((

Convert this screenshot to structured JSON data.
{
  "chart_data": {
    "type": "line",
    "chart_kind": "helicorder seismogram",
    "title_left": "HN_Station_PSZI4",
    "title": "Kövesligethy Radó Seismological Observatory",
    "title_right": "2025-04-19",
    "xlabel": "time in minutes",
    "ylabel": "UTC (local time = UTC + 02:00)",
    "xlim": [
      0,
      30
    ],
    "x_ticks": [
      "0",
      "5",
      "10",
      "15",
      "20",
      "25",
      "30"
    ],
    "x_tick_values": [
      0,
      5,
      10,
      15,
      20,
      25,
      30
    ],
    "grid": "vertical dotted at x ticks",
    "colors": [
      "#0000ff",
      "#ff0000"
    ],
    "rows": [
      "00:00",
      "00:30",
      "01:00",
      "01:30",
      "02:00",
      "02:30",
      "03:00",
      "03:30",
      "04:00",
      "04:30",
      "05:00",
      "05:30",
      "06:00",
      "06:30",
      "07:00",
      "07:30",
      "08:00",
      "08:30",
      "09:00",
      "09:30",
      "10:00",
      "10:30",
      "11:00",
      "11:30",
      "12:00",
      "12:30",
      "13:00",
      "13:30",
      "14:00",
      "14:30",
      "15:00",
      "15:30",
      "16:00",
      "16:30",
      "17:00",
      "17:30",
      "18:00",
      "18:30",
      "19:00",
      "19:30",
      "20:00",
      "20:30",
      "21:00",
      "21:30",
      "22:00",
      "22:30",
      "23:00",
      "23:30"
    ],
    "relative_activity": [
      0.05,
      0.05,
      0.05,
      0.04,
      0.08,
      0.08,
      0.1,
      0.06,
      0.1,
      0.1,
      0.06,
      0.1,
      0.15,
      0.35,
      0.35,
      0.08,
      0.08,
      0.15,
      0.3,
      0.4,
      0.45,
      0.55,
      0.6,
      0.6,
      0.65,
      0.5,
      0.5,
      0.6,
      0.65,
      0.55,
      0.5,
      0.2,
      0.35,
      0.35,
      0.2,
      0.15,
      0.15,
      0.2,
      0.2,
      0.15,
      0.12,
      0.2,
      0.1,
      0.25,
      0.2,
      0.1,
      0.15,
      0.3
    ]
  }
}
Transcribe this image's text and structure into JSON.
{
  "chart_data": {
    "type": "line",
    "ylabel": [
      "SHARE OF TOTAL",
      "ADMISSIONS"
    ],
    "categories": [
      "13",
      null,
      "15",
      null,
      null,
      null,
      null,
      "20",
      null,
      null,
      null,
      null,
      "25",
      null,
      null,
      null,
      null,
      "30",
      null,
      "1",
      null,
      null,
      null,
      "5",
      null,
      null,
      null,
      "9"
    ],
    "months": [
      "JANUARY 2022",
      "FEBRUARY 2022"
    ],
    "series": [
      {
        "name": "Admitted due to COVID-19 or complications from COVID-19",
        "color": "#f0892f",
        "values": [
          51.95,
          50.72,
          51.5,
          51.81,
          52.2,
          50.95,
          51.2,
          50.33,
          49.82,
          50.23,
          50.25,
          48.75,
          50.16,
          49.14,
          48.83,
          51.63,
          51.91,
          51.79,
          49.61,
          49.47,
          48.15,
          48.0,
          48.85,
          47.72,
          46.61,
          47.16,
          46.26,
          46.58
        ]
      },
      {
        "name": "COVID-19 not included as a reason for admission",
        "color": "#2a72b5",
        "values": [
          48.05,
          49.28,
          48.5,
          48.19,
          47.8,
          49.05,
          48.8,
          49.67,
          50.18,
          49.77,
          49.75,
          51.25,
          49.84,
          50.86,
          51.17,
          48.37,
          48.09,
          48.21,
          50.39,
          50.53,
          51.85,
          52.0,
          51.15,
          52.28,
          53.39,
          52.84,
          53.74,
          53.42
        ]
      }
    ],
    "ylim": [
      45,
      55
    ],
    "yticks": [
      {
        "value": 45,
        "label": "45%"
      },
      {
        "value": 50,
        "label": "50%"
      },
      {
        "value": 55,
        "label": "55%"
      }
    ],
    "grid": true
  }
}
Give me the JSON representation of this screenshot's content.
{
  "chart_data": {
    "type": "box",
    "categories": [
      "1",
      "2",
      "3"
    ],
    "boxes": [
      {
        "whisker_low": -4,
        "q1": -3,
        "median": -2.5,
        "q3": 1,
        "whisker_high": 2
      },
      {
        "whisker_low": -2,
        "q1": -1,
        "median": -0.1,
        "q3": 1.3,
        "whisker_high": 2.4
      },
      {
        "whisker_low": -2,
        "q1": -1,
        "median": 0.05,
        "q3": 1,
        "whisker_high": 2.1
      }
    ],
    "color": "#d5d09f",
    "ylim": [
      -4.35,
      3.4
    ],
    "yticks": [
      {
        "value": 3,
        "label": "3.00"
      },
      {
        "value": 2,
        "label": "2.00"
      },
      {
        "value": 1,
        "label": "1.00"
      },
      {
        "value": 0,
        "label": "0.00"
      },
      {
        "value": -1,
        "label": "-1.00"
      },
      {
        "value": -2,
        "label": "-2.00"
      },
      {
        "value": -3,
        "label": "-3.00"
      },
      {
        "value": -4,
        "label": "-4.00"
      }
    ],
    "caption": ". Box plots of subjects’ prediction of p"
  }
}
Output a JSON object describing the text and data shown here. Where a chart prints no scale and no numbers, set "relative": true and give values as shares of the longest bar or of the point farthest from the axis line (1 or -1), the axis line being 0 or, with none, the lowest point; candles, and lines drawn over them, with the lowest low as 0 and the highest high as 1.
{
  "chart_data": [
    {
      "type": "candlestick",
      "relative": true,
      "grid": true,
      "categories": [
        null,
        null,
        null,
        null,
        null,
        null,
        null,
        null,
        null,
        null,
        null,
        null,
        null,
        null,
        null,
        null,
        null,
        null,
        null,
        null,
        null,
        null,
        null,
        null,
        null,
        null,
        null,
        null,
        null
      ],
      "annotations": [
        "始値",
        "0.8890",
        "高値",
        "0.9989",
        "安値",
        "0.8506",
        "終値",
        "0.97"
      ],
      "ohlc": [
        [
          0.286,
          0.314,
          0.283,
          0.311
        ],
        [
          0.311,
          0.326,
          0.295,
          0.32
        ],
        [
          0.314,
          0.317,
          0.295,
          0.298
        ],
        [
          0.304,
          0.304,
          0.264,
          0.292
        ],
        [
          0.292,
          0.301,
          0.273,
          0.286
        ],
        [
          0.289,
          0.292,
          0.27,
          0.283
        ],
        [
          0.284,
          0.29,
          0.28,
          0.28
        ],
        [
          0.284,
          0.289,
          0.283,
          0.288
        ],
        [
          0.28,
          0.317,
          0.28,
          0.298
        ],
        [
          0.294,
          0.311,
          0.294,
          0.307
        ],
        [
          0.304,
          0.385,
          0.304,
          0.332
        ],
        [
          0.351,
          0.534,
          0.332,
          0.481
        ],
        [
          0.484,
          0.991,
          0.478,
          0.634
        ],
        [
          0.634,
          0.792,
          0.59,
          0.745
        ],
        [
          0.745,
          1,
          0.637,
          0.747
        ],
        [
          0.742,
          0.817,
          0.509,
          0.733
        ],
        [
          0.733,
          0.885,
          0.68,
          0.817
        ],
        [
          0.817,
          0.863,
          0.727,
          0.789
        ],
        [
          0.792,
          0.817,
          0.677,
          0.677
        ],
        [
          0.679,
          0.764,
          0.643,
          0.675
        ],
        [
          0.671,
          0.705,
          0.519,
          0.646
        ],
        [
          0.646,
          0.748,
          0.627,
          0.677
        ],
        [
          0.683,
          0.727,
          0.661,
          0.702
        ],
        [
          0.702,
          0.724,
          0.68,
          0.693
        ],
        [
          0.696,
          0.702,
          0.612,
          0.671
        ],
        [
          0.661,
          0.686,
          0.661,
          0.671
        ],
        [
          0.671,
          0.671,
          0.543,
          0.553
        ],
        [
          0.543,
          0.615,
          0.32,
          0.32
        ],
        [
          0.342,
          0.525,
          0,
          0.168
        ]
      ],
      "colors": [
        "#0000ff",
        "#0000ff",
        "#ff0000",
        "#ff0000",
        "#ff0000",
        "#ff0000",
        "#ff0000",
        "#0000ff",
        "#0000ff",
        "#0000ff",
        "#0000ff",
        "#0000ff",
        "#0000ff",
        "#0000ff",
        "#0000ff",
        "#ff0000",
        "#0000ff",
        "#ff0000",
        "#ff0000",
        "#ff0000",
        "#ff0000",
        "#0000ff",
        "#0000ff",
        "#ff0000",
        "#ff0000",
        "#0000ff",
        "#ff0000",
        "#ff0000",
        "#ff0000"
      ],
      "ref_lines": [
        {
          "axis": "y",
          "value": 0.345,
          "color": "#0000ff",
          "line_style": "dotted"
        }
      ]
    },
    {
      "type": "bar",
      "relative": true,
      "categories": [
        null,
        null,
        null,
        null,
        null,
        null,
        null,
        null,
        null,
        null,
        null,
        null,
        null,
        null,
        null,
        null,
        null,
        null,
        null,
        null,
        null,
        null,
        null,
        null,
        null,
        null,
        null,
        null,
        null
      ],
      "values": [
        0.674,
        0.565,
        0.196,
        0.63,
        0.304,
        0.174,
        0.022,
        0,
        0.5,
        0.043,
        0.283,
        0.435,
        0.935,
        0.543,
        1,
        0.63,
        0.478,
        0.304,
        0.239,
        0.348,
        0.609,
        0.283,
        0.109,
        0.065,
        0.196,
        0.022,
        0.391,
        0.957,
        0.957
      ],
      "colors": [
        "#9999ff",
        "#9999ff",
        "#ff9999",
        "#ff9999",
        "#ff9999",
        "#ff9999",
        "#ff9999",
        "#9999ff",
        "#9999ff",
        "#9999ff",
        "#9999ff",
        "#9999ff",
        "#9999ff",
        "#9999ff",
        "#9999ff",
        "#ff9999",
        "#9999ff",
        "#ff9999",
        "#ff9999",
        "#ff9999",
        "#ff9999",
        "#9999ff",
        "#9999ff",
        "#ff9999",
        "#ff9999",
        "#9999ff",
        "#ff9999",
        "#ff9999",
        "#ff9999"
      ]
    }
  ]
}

))

Write out every line of the data that holds the word "this".

Convert this screenshot to structured JSON data.
Transcribe this image's text and structure into JSON.
Give me the JSON representation of this screenshot's content.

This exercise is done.